WHAT YOU NEED TO DO
Locate the line containing "Transcribe the text in this document." in the material below. Copy that line and all following lines through the end exactly, omitting any pictures.

** START INPUT FOR THIS TASK **

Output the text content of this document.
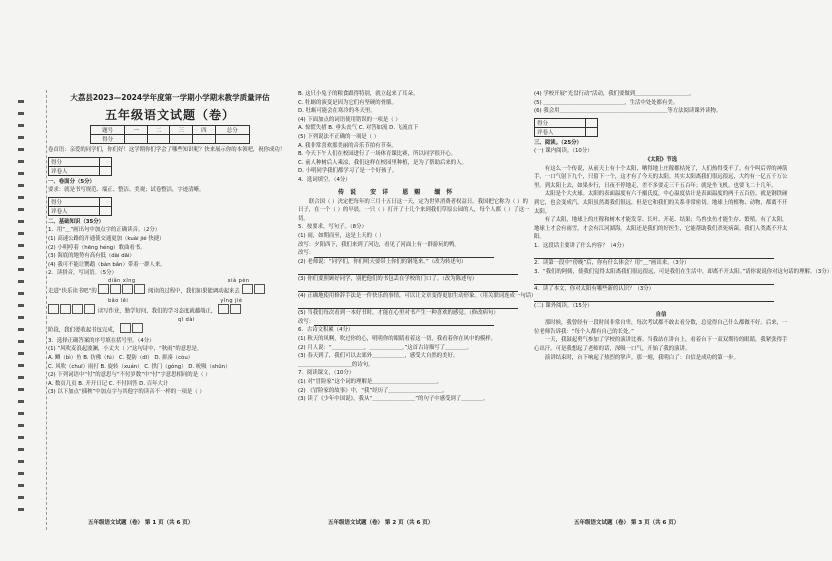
大荔县2023—2024学年度第一学期小学期末教学质量评估
五年级语文试题（卷）
题号	一	二	三	四	总分
得分					
卷首语：亲爱的同学们，你们好！这学期你们学会了哪些知识呢？快来展示你的本领吧，祝你成功！
得分	
评卷人	
一、卷面分（5分）
要求：就是书写规范、端正、整洁、美观；试卷整洁，字迹清晰。
得分	
评卷人	
二、基础知识（35分）
1．用“＿”画出句中加点字的正确读音。（2分）
(1) 高速公路的开通使交通更加（kuài jié 快捷）
(2) 小明哼着（hēng héng）歌曲看书。
(3) 海底的地势有高有低（dài dāi）
(4) 我可不能让鹦鹉（bàn bǎn）带着一群人来。
2．读拼音，写词语。（5分）
diǎn xīng	xià pèn
走进“快乐读书吧”的	阅读的过程中，我们如果能调动起来去
bǎo lěi	yǐng jiè
读写作业，勤学好问，我们的学习态度就越端正，
qī dài
阶段，我们要收起书包完成，
3．选择正确答案的序号填在括号里。（4分）
(1) “风吹麦浪起波澜，小丈夫（ ）”这句诗中，“秋雨”的意思是。
A. 鲫（bì）鱼 B. 仿佛（fú） C. 提防（dī） D. 拼凑（còu）
C. 风吹（chuī）雨打 B. 旋转（xuán） C. 拱门（gǒng） D. 吮吸（shǔn）
(2) 下列词语中“付”的意思与“不付岁数”中“付”字意思相同的是（ ）
A. 数页几页 B. 开开日记 C. 不付回答 D. 百年大计
(3) 以下加点“插秧”中加点字与其他字的读音不一样的一项是（ ）
五年级语文试题（卷） 第 1 页（共 6 页）
B. 这只小兔子的粮食跟得特别，就立起来了耳朵。
C. 牡蛎的演变是因为它们有坚硬的骨骼。
D. 牡蛎可能会在寒冷的冬天里。
(4) 下面加点的词语使用错误的一项是（ ）
A. 惊慌失措 B. 垂头丧气 C. 对答如流 D. 飞流直下
(5) 下列说法不正确的一项是（ ）
A. 我非常喜欢那美丽的音乐节拍有节奏。
B. 今天下午人们在校园进行了一场体育课比赛，所以同学很开心。
C. 前人种树后人乘凉，我们这样在校园里种植，是为了帮助后来的人。
D. 小明同学我们都学习了是一个好孩子。
4．选词填空。（4分）
传说 安详 恩赐 缅怀
联合国（ ）决定把每年的三月十五日这一天，定为世界消费者权益日。我国把它称为（ ）的日子，在一个（ ）的早晨，一只（ ）打开了十几个来到我们草原公园的人，每个人都（ ）了这一切。
5．按要求，写句子。（8分）
(1) 雨，如期而至，这是上天的（ ）
改写：夕阳西下，我们来到了河边，看见了河面上有一群游玩的鸭。
改写：
(2) 老师说：“同学们，你们明天要带上你们的钢笔来。”（改为转述句）
(3) 你们要照顾好同学，别把他们的书包丢在学校的门口了。（改为陈述句）
(4) 正确地使用修辞手法是一件快乐的事情，可以让文章变得更加生动形象。（用关联词连成一句话）
(5) 当我们每次看到一本好书时，才能在心里对书产生一种喜欢的感觉。（修改病句）
改写：
6．古诗文积累（4分）
(1) 秋天的风啊，吹过你的心，明明你的眼睛看着这一切，我看着你在风中的模样。
(2) 月人说：“＿＿＿＿＿＿，＿＿＿＿＿＿。”这首古诗描写了＿＿＿＿。
(3) 春天到了，我们可以去郊外＿＿＿＿＿＿，感受大自然的美好。
＿＿＿＿＿＿＿＿＿＿的诗句。
7．阅读课文，（10分）
(1) 对“冒险家”这个词的理解是＿＿＿＿＿＿＿＿＿＿＿＿。
(2) 《冒险家的故事》中，“我”经历了＿＿＿＿＿＿＿＿＿＿。
(3) 读了《少年中国说》，我从“＿＿＿＿＿＿＿＿”的句子中感受到了＿＿＿＿。
五年级语文试题（卷） 第 2 页（共 6 页）
(4) 学校开展“光盘行动”活动，我们要做到＿＿＿＿＿＿＿＿＿＿。
(5) ＿＿＿＿＿＿＿＿＿＿＿＿＿＿＿，生活中处处都有美。
(6) 我会用＿＿＿＿＿＿＿＿＿＿＿＿＿＿＿＿＿＿＿＿等方法阅读课外读物。
得分	
评卷人	
三、阅读。（25分）
(一) 课内阅读。（10分）
《太阳》节选
有这么一个传说，从前天上有十个太阳，晒得地上庄稼都枯死了，人们热得受不了。有个叫后羿的神箭手，一口气射下九个，只留下一个，这才有了今天的太阳。其实太阳离我们很远很远，大约有一亿五千万公里。到太阳上去，如果步行，日夜不停地走，差不多要走三千五百年；就是坐飞机，也要飞二十几年。
太阳是个大火球。太阳的表面温度有六千摄氏度，中心温度估计是表面温度的两千五百倍。就是钢铁碰到它，也会变成汽。太阳虽然离我们很远，但是它和我们的关系非常密切。地球上的植物、动物，都离不开太阳。
有了太阳，地球上的庄稼和树木才能发芽、长叶、开花、结果；鸟兽虫鱼才能生存、繁殖。有了太阳，地球上才会有雨雪，才会有江河湖海。太阳还是我们的好医生，它能帮助我们杀死病菌。我们人类离不开太阳。
1．这段话主要讲了什么内容？（4分）
2．读第一段中“傍晚”后，你有什么体会？用“＿”画出来。（3分）
3．“我们的阿姨，使我们觉得太阳离我们很远很远，可是我们在生活中，却离不开太阳。”请你说说你对这句话的理解。（3分）
4．读了本文，你对太阳有哪些新的认识？（3分）
(二) 课外阅读。（15分）
自信
那时候，我曾经有一段时间非常自卑，每次考试都不敢去看分数，总觉得自己什么都做不好。后来，一位老师告诉我：“每个人都有自己的长处。”
一天，我鼓起勇气参加了学校的演讲比赛。当我站在讲台上，看着台下一双双期待的眼睛，我紧张得手心出汗。可是我想起了老师的话，深吸一口气，开始了我的演讲。
演讲结束时，台下响起了热烈的掌声。那一刻，我明白了：自信是成功的第一步。
五年级语文试题（卷） 第 3 页（共 6 页）
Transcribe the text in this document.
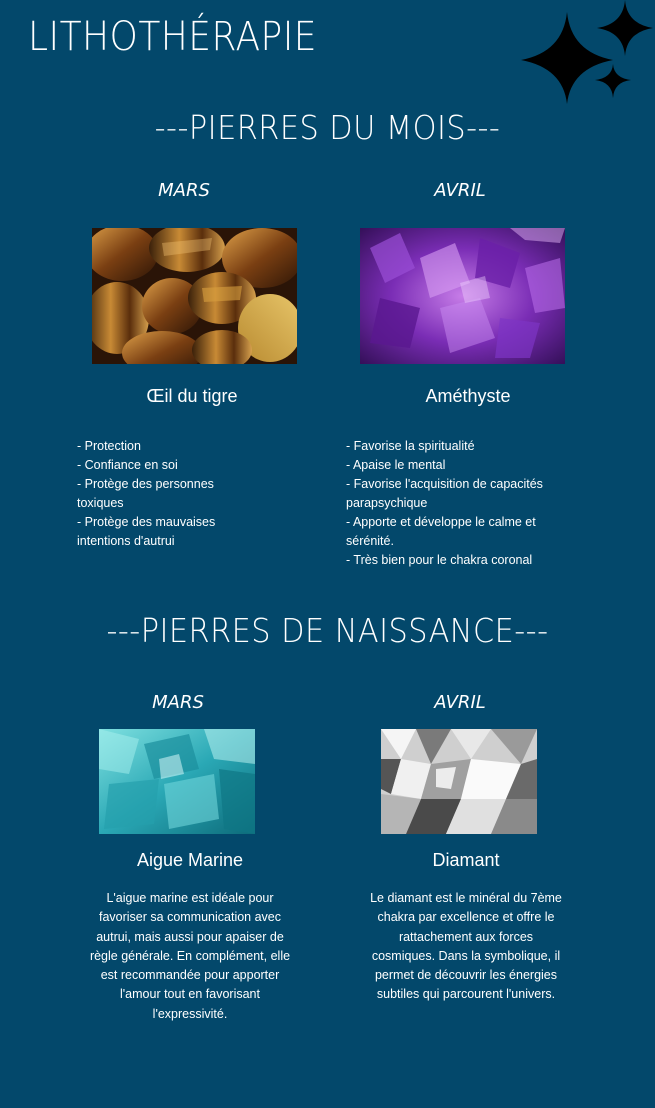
LITHOTHÉRAPIE
---PIERRES DU MOIS---
MARS	AVRIL
Œil du tigre	Améthyste
- Protection
- Confiance en soi
- Protège des personnes
toxiques
- Protège des mauvaises
intentions d'autrui
- Favorise la spiritualité
- Apaise le mental
- Favorise l'acquisition de capacités
parapsychique
- Apporte et développe le calme et
sérénité.
- Très bien pour le chakra coronal
---PIERRES DE NAISSANCE---
MARS	AVRIL
Aigue Marine	Diamant
L'aigue marine est idéale pour
favoriser sa communication avec
autrui, mais aussi pour apaiser de
règle générale. En complément, elle
est recommandée pour apporter
l'amour tout en favorisant
l'expressivité.
Le diamant est le minéral du 7ème
chakra par excellence et offre le
rattachement aux forces
cosmiques. Dans la symbolique, il
permet de découvrir les énergies
subtiles qui parcourent l'univers.
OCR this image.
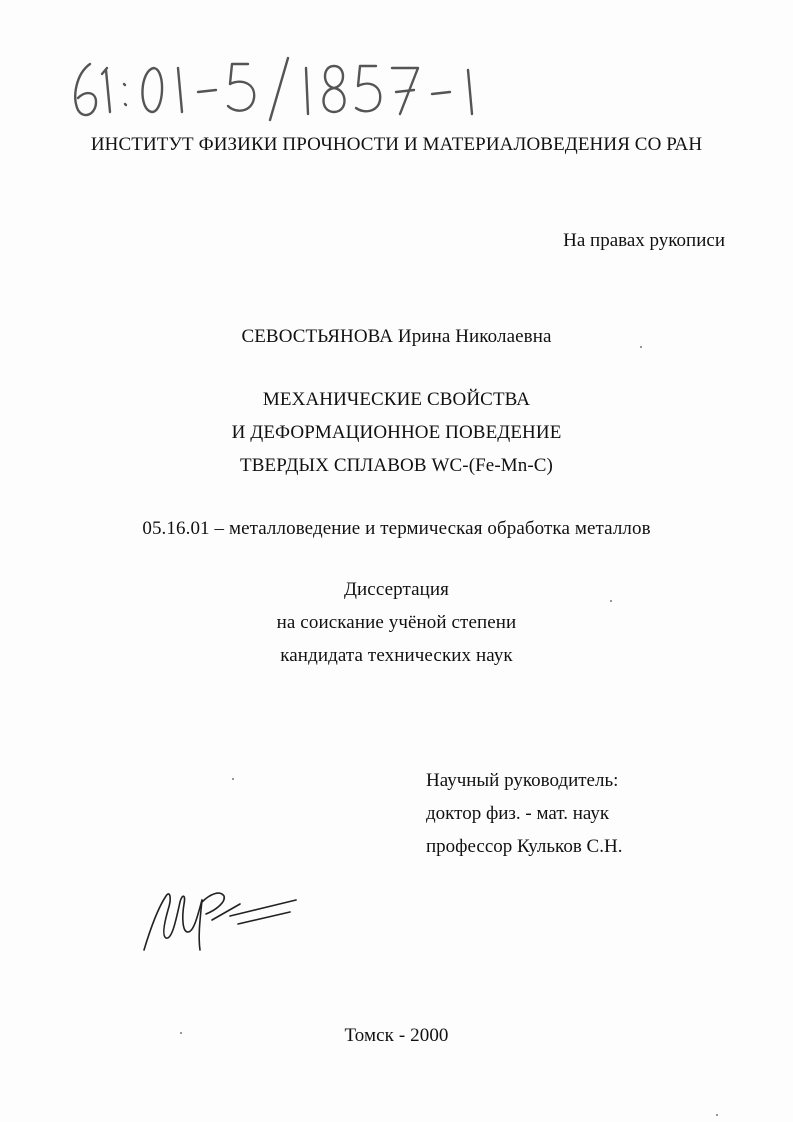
ИНСТИТУТ ФИЗИКИ ПРОЧНОСТИ И МАТЕРИАЛОВЕДЕНИЯ СО РАН
На правах рукописи
СЕВОСТЬЯНОВА Ирина Николаевна
МЕХАНИЧЕСКИЕ СВОЙСТВА
И ДЕФОРМАЦИОННОЕ ПОВЕДЕНИЕ
ТВЕРДЫХ СПЛАВОВ WC-(Fe-Mn-C)
05.16.01 – металловедение и термическая обработка металлов
Диссертация
на соискание учёной степени
кандидата технических наук
Научный руководитель:
доктор физ. - мат. наук
профессор Кульков С.Н.
Томск - 2000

** END INPUT FOR THIS TASK **

RESULT OF THE TASK
Transcribe the text in this document.
LITHOTHÉRAPIE
---PIERRES DU MOIS---
MARS	AVRIL
Œil du tigre	Améthyste
- Protection
- Confiance en soi
- Protège des personnes
toxiques
- Protège des mauvaises
intentions d'autrui
- Favorise la spiritualité
- Apaise le mental
- Favorise l'acquisition de capacités
parapsychique
- Apporte et développe le calme et
sérénité.
- Très bien pour le chakra coronal
---PIERRES DE NAISSANCE---
MARS	AVRIL
Aigue Marine	Diamant
L'aigue marine est idéale pour
favoriser sa communication avec
autrui, mais aussi pour apaiser de
règle générale. En complément, elle
est recommandée pour apporter
l'amour tout en favorisant
l'expressivité.
Le diamant est le minéral du 7ème
chakra par excellence et offre le
rattachement aux forces
cosmiques. Dans la symbolique, il
permet de découvrir les énergies
subtiles qui parcourent l'univers.
OCR this image.
ИНСТИТУТ ФИЗИКИ ПРОЧНОСТИ И МАТЕРИАЛОВЕДЕНИЯ СО РАН
На правах рукописи
СЕВОСТЬЯНОВА Ирина Николаевна
МЕХАНИЧЕСКИЕ СВОЙСТВА
И ДЕФОРМАЦИОННОЕ ПОВЕДЕНИЕ
ТВЕРДЫХ СПЛАВОВ WC-(Fe-Mn-C)
05.16.01 – металловедение и термическая обработка металлов
Диссертация
на соискание учёной степени
кандидата технических наук
Научный руководитель:
доктор физ. - мат. наук
профессор Кульков С.Н.
Томск - 2000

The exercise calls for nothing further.